Given request: Skip the pictures. Repeat everything else in the records word for word.
Begin
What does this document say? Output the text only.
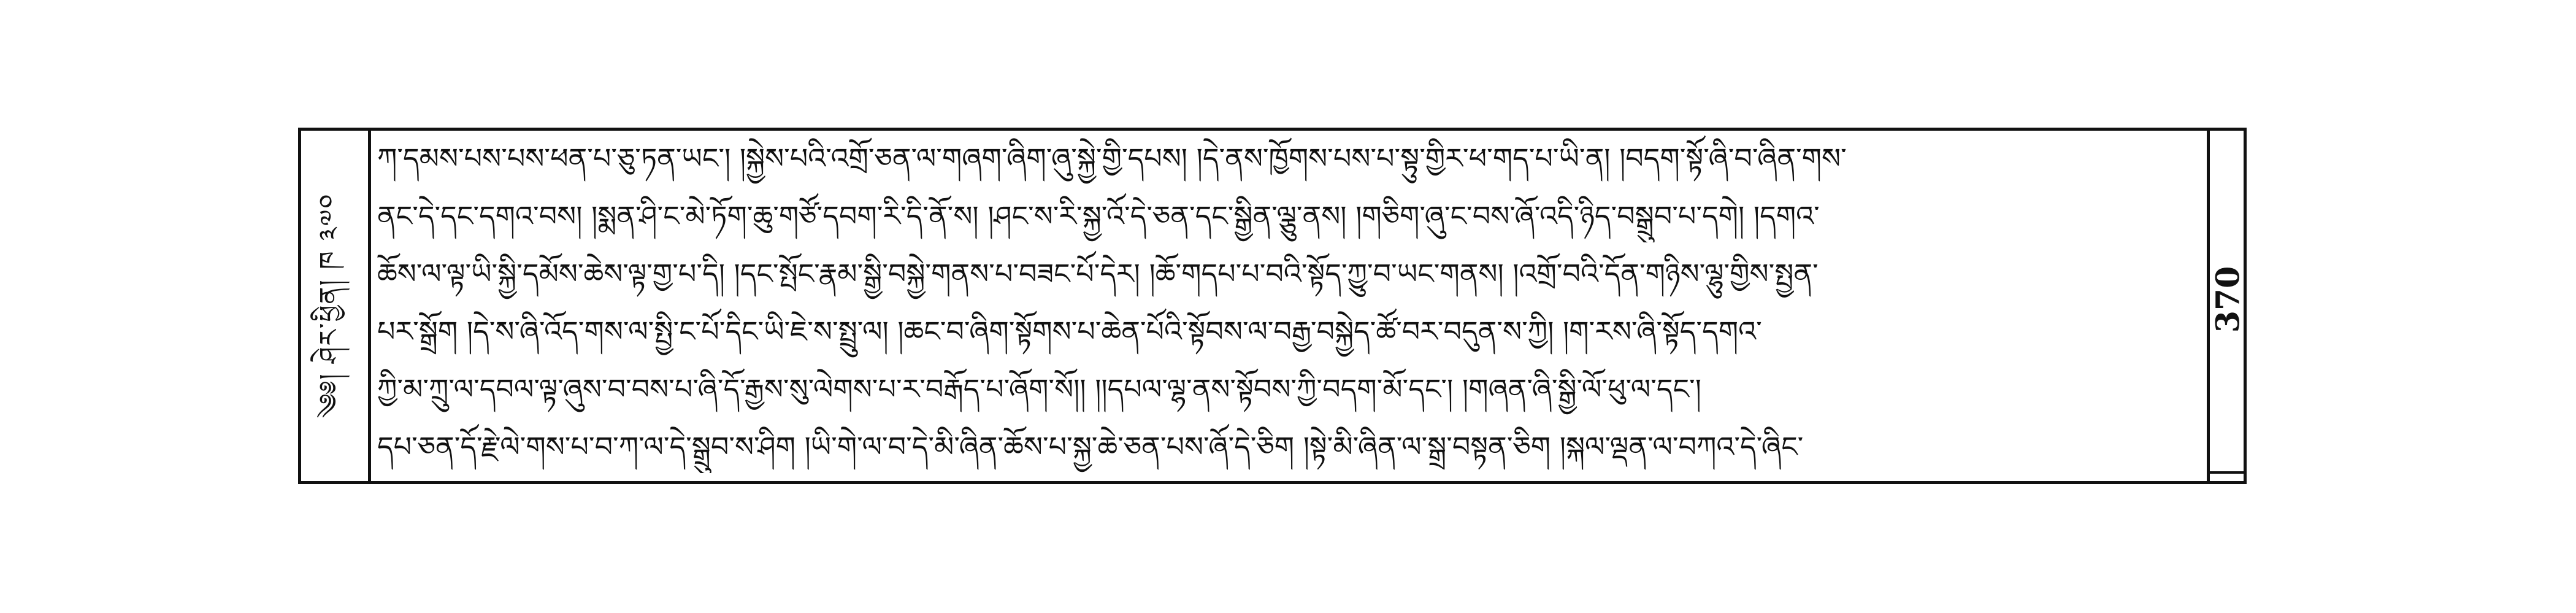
༄༅། ཤེར་ཕྱིན། ཁ ༣༧༠	370
ཀ་དམས་པས་པས་ཕན་པ་ཅུ་ཏན་ཡང་། །སྐྱེས་པའི་འགྲོ་ཅན་ལ་གཞག་ཞིག་ཞུ་སྐྱེ་གྱི་དཔས། །དེ་ནས་ཁྱོགས་པས་པ་སྟུ་གྱིར་ཕ་གད་པ་ཡི་ན། །བདག་སྟོ་ཞི་བ་ཞིན་གས་
ནང་དེ་དང་དགའ་བས། །སྨན་ཤི་ང་མེ་ཏོག་ཆུ་གཙོ་དབག་རི་དི་ནོ་ས། །ཤང་ས་རི་སྐྱ་འོ་དེ་ཅན་དང་སྒྱིན་ལྕུ་ནས། །གཅིག་ཞུ་ང་བས་ཞོ་འདི་ཉིད་བསྒྲུབ་པ་དགེ། །དགའ་
ཆོས་ལ་ལྟ་ཡི་སྐྱི་དམོས་ཆེས་ལྟ་གྱ་པ་དི། །དང་སྤོང་རྣམ་སྒྱི་བསྐྱེ་གནས་པ་བཟང་པོ་དེར། །ཆོ་གདཔ་པ་བའི་སྟོད་ཀྱུ་བ་ཡང་གནས། །འགྲོ་བའི་དོན་གཉིས་ལྷུ་གྱིས་སྤྱན་
པར་སྒྲོག །དེ་ས་ཞི་འོད་གས་ལ་སྤྱི་ང་པོ་དིང་ཡི་ཇེ་ས་སྤྲུ་ལ། །ཆང་བ་ཞིག་སྟོགས་པ་ཆེན་པོའི་སྟོབས་ལ་བརྒྱ་བསྐྱེད་ཚོ་བར་བདུན་ས་ཀྱི། །ག་རས་ཞི་སྟོད་དགའ་
ཀྱི་མ་ཀྲུ་ལ་དབལ་ལྟ་ཞུས་བ་བས་པ་ཞི་དོ་རྒྱས་སུ་ལེགས་པ་ར་བརྒོད་པ་ཞོག་སོ།། །།དཔལ་ལྷ་ནས་སྟོབས་ཀྱི་བདག་མོ་དང་། །གཞན་ཞི་སྒྱི་ལོ་ཕུ་ལ་དང་།
དཔ་ཅན་དོ་རྗེ་ལེ་གས་པ་བ་ཀ་ལ་དེ་སྒྲུབ་ས་ཤིག །ཡི་གེ་ལ་བ་དེ་མི་ཞིན་ཆོས་པ་སྐྱ་ཆེ་ཅན་པས་ཞོ་དེ་ཅིག །སྟེ་མི་ཞིན་ལ་སྒྲ་བསྟན་ཅིག །སྐལ་ལྡན་ལ་བཀའ་དེ་ཞིང་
End
The output:
What does this document say? Output the text only.
༄༅། ཤེར་ཕྱིན། ཁ ༣༧༠	370
ཀ་དམས་པས་པས་ཕན་པ་ཅུ་ཏན་ཡང་། །སྐྱེས་པའི་འགྲོ་ཅན་ལ་གཞག་ཞིག་ཞུ་སྐྱེ་གྱི་དཔས། །དེ་ནས་ཁྱོགས་པས་པ་སྟུ་གྱིར་ཕ་གད་པ་ཡི་ན། །བདག་སྟོ་ཞི་བ་ཞིན་གས་
ནང་དེ་དང་དགའ་བས། །སྨན་ཤི་ང་མེ་ཏོག་ཆུ་གཙོ་དབག་རི་དི་ནོ་ས། །ཤང་ས་རི་སྐྱ་འོ་དེ་ཅན་དང་སྒྱིན་ལྕུ་ནས། །གཅིག་ཞུ་ང་བས་ཞོ་འདི་ཉིད་བསྒྲུབ་པ་དགེ། །དགའ་
ཆོས་ལ་ལྟ་ཡི་སྐྱི་དམོས་ཆེས་ལྟ་གྱ་པ་དི། །དང་སྤོང་རྣམ་སྒྱི་བསྐྱེ་གནས་པ་བཟང་པོ་དེར། །ཆོ་གདཔ་པ་བའི་སྟོད་ཀྱུ་བ་ཡང་གནས། །འགྲོ་བའི་དོན་གཉིས་ལྷུ་གྱིས་སྤྱན་
པར་སྒྲོག །དེ་ས་ཞི་འོད་གས་ལ་སྤྱི་ང་པོ་དིང་ཡི་ཇེ་ས་སྤྲུ་ལ། །ཆང་བ་ཞིག་སྟོགས་པ་ཆེན་པོའི་སྟོབས་ལ་བརྒྱ་བསྐྱེད་ཚོ་བར་བདུན་ས་ཀྱི། །ག་རས་ཞི་སྟོད་དགའ་
ཀྱི་མ་ཀྲུ་ལ་དབལ་ལྟ་ཞུས་བ་བས་པ་ཞི་དོ་རྒྱས་སུ་ལེགས་པ་ར་བརྒོད་པ་ཞོག་སོ།། །།དཔལ་ལྷ་ནས་སྟོབས་ཀྱི་བདག་མོ་དང་། །གཞན་ཞི་སྒྱི་ལོ་ཕུ་ལ་དང་།
དཔ་ཅན་དོ་རྗེ་ལེ་གས་པ་བ་ཀ་ལ་དེ་སྒྲུབ་ས་ཤིག །ཡི་གེ་ལ་བ་དེ་མི་ཞིན་ཆོས་པ་སྐྱ་ཆེ་ཅན་པས་ཞོ་དེ་ཅིག །སྟེ་མི་ཞིན་ལ་སྒྲ་བསྟན་ཅིག །སྐལ་ལྡན་ལ་བཀའ་དེ་ཞིང་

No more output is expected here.